Transcribe each line of the material as it is, and drop any picture.

## START Information given

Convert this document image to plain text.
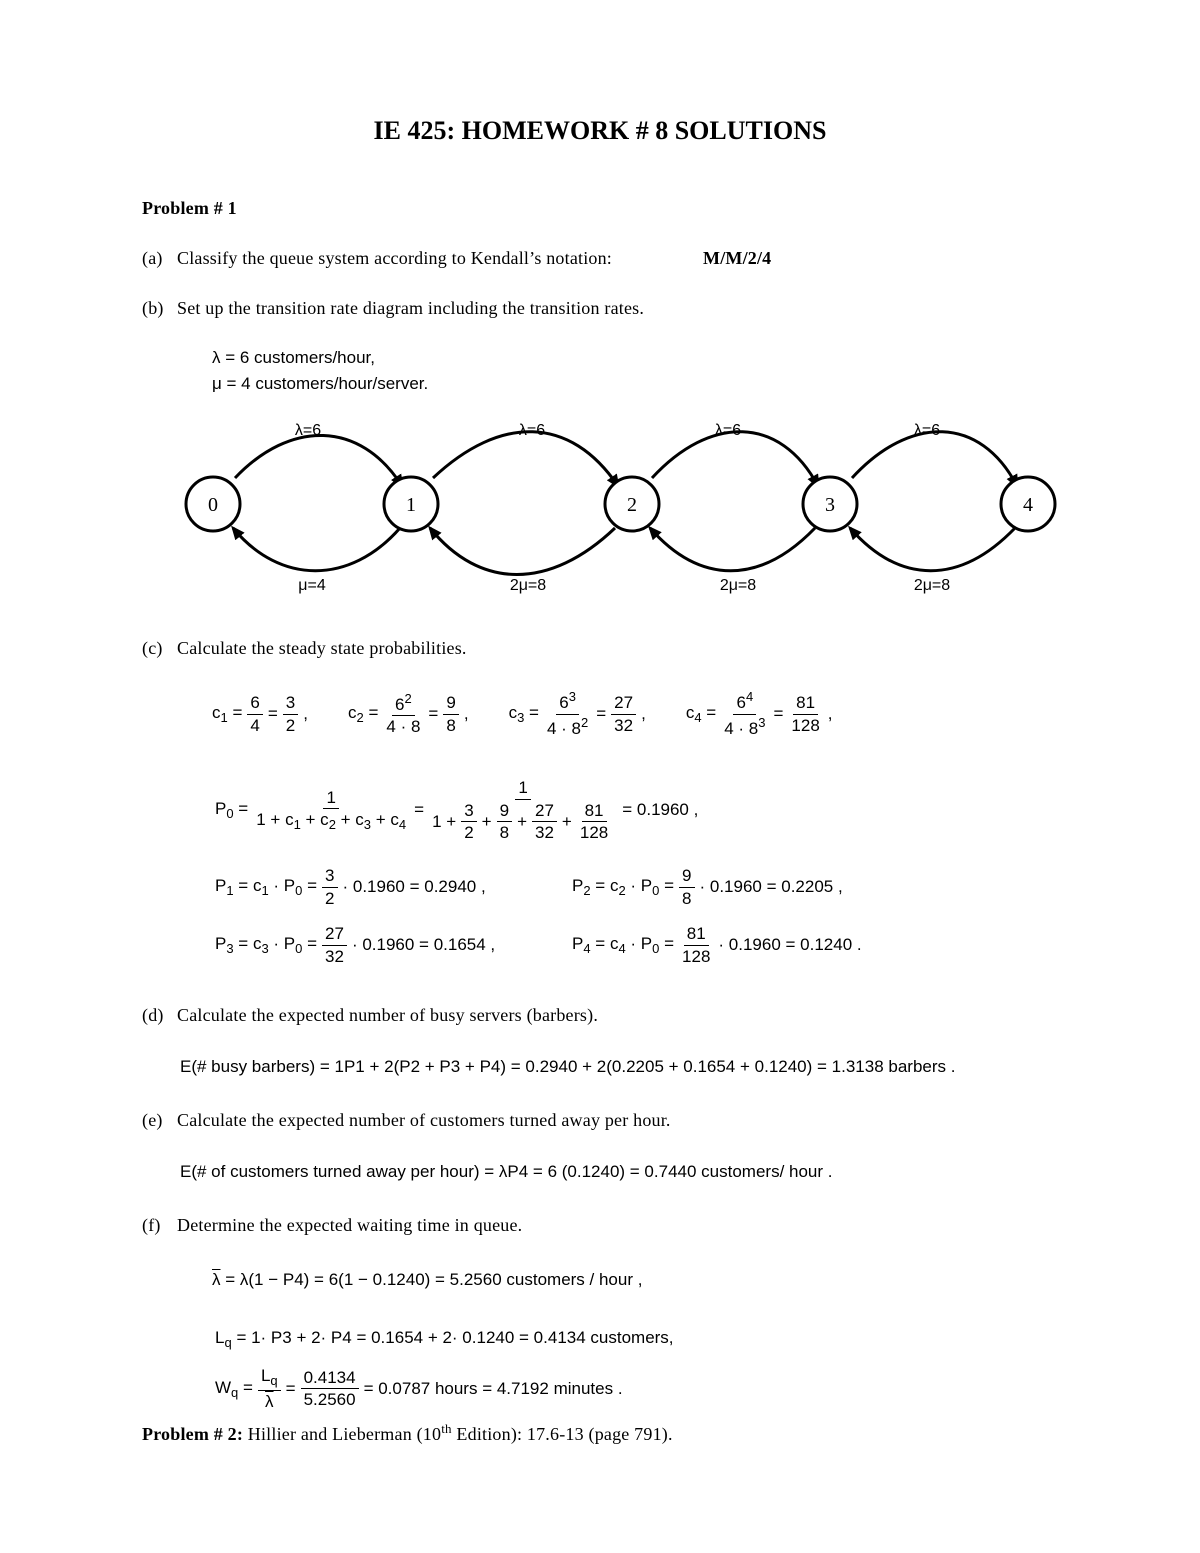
IE 425: HOMEWORK # 8 SOLUTIONS
Problem # 1
(a) Classify the queue system according to Kendall’s notation:	M/M/2/4
(b) Set up the transition rate diagram including the transition rates.
λ = 6 customers/hour,
μ = 4 customers/hour/server.
0	1	2	3	4
λ=6	λ=6	λ=6	λ=6
μ=4	2μ=8	2μ=8	2μ=8
(c) Calculate the steady state probabilities.
$c_1 = \frac{6}{4} = \frac{3}{2}$ , $c_2 = \frac{6^2}{4 \cdot 8} = \frac{9}{8}$ , $c_3 = \frac{6^3}{4 \cdot 8^2} = \frac{27}{32}$ , $c_4 = \frac{6^4}{4 \cdot 8^3} = \frac{81}{128}$ ,
$P_0 = \frac{1}{1 + c_1 + c_2 + c_3 + c_4} = \frac{1}{1 + \frac{3}{2} + \frac{9}{8} + \frac{27}{32} + \frac{81}{128}} = 0.1960$ ,
$P_1 = c_1 \cdot P_0 = \frac{3}{2} \cdot 0.1960 = 0.2940$ ,	$P_2 = c_2 \cdot P_0 = \frac{9}{8} \cdot 0.1960 = 0.2205$ ,
$P_3 = c_3 \cdot P_0 = \frac{27}{32} \cdot 0.1960 = 0.1654$ ,	$P_4 = c_4 \cdot P_0 = \frac{81}{128} \cdot 0.1960 = 0.1240$ .
(d) Calculate the expected number of busy servers (barbers).
E(# busy barbers) = 1P1 + 2(P2 + P3 + P4) = 0.2940 + 2(0.2205 + 0.1654 + 0.1240) = 1.3138 barbers .
(e) Calculate the expected number of customers turned away per hour.
E(# of customers turned away per hour) = λP4 = 6 (0.1240) = 0.7440 customers/ hour .
(f) Determine the expected waiting time in queue.
$\overline{\lambda} = \lambda(1 - P4) = 6(1 - 0.1240) = 5.2560$ customers / hour ,
$L_q = 1\cdot P3 + 2\cdot P4 = 0.1654 + 2\cdot 0.1240 = 0.4134$ customers,
$W_q = \frac{L_q}{\lambda} = \frac{0.4134}{5.2560} = 0.0787$ hours = 4.7192 minutes .
Problem # 2: Hillier and Lieberman (10th Edition): 17.6-13 (page 791).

## END Information given

§ **Answer in full**
Convert this document image to plain text.
IE 425: HOMEWORK # 8 SOLUTIONS
Problem # 1
(a) Classify the queue system according to Kendall’s notation:	M/M/2/4
(b) Set up the transition rate diagram including the transition rates.
λ = 6 customers/hour,
μ = 4 customers/hour/server.
0	1	2	3	4
λ=6	λ=6	λ=6	λ=6
μ=4	2μ=8	2μ=8	2μ=8
(c) Calculate the steady state probabilities.
$c_1 = \frac{6}{4} = \frac{3}{2}$ , $c_2 = \frac{6^2}{4 \cdot 8} = \frac{9}{8}$ , $c_3 = \frac{6^3}{4 \cdot 8^2} = \frac{27}{32}$ , $c_4 = \frac{6^4}{4 \cdot 8^3} = \frac{81}{128}$ ,
$P_0 = \frac{1}{1 + c_1 + c_2 + c_3 + c_4} = \frac{1}{1 + \frac{3}{2} + \frac{9}{8} + \frac{27}{32} + \frac{81}{128}} = 0.1960$ ,
$P_1 = c_1 \cdot P_0 = \frac{3}{2} \cdot 0.1960 = 0.2940$ ,	$P_2 = c_2 \cdot P_0 = \frac{9}{8} \cdot 0.1960 = 0.2205$ ,
$P_3 = c_3 \cdot P_0 = \frac{27}{32} \cdot 0.1960 = 0.1654$ ,	$P_4 = c_4 \cdot P_0 = \frac{81}{128} \cdot 0.1960 = 0.1240$ .
(d) Calculate the expected number of busy servers (barbers).
E(# busy barbers) = 1P1 + 2(P2 + P3 + P4) = 0.2940 + 2(0.2205 + 0.1654 + 0.1240) = 1.3138 barbers .
(e) Calculate the expected number of customers turned away per hour.
E(# of customers turned away per hour) = λP4 = 6 (0.1240) = 0.7440 customers/ hour .
(f) Determine the expected waiting time in queue.
$\overline{\lambda} = \lambda(1 - P4) = 6(1 - 0.1240) = 5.2560$ customers / hour ,
$L_q = 1\cdot P3 + 2\cdot P4 = 0.1654 + 2\cdot 0.1240 = 0.4134$ customers,
$W_q = \frac{L_q}{\lambda} = \frac{0.4134}{5.2560} = 0.0787$ hours = 4.7192 minutes .
Problem # 2: Hillier and Lieberman (10th Edition): 17.6-13 (page 791).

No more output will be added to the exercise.